Copy the data precisely, keeping every character.

--*--

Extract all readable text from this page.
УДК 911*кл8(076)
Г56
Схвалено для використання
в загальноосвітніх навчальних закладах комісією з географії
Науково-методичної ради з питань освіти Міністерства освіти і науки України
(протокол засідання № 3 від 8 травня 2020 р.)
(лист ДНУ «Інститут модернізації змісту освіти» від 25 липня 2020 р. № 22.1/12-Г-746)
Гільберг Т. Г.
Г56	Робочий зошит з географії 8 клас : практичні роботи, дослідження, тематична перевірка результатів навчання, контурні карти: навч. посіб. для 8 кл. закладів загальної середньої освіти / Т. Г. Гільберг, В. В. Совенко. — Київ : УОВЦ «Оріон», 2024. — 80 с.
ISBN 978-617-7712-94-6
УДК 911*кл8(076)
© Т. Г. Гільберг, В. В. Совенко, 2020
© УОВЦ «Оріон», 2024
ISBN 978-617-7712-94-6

--*--

» **Right answer**
Extract all readable text from this page.
УДК 911*кл8(076)
Г56
Схвалено для використання
в загальноосвітніх навчальних закладах комісією з географії
Науково-методичної ради з питань освіти Міністерства освіти і науки України
(протокол засідання № 3 від 8 травня 2020 р.)
(лист ДНУ «Інститут модернізації змісту освіти» від 25 липня 2020 р. № 22.1/12-Г-746)
Гільберг Т. Г.
Г56	Робочий зошит з географії 8 клас : практичні роботи, дослідження, тематична перевірка результатів навчання, контурні карти: навч. посіб. для 8 кл. закладів загальної середньої освіти / Т. Г. Гільберг, В. В. Совенко. — Київ : УОВЦ «Оріон», 2024. — 80 с.
ISBN 978-617-7712-94-6
УДК 911*кл8(076)
© Т. Г. Гільберг, В. В. Совенко, 2020
© УОВЦ «Оріон», 2024
ISBN 978-617-7712-94-6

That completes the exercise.